* EXERCISE DESCRIPTION: Find the lines that contain the word "name" and copy each one.

* GIVEN ENTRIES:
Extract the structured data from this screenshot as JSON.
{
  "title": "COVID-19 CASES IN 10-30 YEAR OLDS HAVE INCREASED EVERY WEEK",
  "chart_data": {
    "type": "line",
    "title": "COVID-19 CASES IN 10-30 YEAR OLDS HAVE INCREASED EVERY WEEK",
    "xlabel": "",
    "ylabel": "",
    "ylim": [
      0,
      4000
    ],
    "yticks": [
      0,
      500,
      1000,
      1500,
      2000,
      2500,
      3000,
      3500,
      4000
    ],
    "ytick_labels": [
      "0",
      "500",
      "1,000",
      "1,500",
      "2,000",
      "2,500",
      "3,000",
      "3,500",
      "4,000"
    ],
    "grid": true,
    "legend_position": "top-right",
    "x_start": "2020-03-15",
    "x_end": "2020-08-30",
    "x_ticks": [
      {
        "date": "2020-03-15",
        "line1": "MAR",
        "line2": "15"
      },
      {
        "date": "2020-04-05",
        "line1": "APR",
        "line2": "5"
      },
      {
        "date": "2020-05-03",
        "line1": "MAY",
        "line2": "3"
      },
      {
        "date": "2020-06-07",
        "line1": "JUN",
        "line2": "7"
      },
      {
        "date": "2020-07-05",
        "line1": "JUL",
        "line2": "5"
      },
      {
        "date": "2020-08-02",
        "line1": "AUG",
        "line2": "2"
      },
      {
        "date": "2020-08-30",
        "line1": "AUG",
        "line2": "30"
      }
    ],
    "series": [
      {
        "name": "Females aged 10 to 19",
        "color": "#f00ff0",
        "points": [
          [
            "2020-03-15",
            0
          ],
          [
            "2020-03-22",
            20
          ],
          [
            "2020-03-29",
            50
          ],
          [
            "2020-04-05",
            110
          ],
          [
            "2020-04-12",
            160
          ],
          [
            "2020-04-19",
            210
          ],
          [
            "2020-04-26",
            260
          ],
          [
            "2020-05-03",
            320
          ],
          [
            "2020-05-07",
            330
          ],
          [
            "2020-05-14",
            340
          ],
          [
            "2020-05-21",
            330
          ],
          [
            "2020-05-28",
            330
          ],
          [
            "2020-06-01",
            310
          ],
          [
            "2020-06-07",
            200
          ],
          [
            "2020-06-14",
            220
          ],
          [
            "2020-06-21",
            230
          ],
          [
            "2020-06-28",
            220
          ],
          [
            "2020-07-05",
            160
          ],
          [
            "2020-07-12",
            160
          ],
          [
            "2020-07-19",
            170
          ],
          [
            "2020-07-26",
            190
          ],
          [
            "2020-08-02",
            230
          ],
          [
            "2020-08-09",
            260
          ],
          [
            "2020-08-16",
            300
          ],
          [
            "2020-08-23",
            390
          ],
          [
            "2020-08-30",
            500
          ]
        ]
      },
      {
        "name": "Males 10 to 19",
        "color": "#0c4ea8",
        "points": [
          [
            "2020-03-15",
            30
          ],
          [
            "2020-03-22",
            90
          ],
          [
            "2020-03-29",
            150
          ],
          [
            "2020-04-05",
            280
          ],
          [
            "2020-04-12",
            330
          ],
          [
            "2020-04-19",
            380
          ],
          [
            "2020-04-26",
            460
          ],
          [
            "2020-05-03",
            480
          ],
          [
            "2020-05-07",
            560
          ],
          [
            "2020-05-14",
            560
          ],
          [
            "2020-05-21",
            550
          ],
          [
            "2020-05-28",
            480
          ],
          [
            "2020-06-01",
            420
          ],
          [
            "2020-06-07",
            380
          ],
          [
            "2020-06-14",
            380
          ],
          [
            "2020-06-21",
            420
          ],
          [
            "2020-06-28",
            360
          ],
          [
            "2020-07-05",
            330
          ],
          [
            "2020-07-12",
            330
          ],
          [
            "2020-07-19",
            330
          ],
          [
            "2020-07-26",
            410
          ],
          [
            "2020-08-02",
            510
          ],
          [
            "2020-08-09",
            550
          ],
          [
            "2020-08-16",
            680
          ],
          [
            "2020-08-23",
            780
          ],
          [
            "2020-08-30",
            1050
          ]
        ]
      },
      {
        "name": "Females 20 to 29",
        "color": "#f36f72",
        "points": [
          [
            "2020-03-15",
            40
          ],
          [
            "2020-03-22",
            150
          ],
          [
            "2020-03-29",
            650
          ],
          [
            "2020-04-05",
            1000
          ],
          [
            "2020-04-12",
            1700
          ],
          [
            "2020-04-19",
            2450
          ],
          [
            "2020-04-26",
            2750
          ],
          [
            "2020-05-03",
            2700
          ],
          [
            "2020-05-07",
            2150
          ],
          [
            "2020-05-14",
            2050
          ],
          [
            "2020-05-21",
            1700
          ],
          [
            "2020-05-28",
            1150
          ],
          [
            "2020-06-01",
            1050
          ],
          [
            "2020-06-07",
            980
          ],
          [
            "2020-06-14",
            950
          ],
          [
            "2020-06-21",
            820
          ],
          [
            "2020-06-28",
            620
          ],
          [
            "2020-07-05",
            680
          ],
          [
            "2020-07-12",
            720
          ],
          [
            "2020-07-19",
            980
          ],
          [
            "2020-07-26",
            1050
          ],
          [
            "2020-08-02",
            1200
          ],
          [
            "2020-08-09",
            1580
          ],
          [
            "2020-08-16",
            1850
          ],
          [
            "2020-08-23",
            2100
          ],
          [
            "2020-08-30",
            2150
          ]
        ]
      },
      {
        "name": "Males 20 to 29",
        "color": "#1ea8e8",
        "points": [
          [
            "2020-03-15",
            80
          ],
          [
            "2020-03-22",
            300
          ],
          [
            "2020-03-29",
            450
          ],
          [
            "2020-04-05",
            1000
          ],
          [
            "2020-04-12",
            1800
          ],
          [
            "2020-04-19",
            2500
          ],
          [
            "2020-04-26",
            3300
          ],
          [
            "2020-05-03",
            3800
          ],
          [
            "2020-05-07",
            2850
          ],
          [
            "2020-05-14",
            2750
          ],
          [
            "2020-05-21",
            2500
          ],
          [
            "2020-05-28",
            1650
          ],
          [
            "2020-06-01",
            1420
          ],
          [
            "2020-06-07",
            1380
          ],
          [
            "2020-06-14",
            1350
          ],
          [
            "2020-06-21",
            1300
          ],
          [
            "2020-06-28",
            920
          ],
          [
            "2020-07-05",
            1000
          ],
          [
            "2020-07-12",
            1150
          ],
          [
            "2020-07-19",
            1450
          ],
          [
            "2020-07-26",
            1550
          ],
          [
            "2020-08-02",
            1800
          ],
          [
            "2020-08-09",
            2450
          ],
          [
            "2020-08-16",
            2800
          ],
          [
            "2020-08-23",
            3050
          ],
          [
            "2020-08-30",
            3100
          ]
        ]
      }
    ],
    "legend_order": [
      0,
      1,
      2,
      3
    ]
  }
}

* REPLY:
        "name": "Females aged 10 to 19",
        "name": "Males 10 to 19",
        "name": "Females 20 to 29",
        "name": "Males 20 to 29",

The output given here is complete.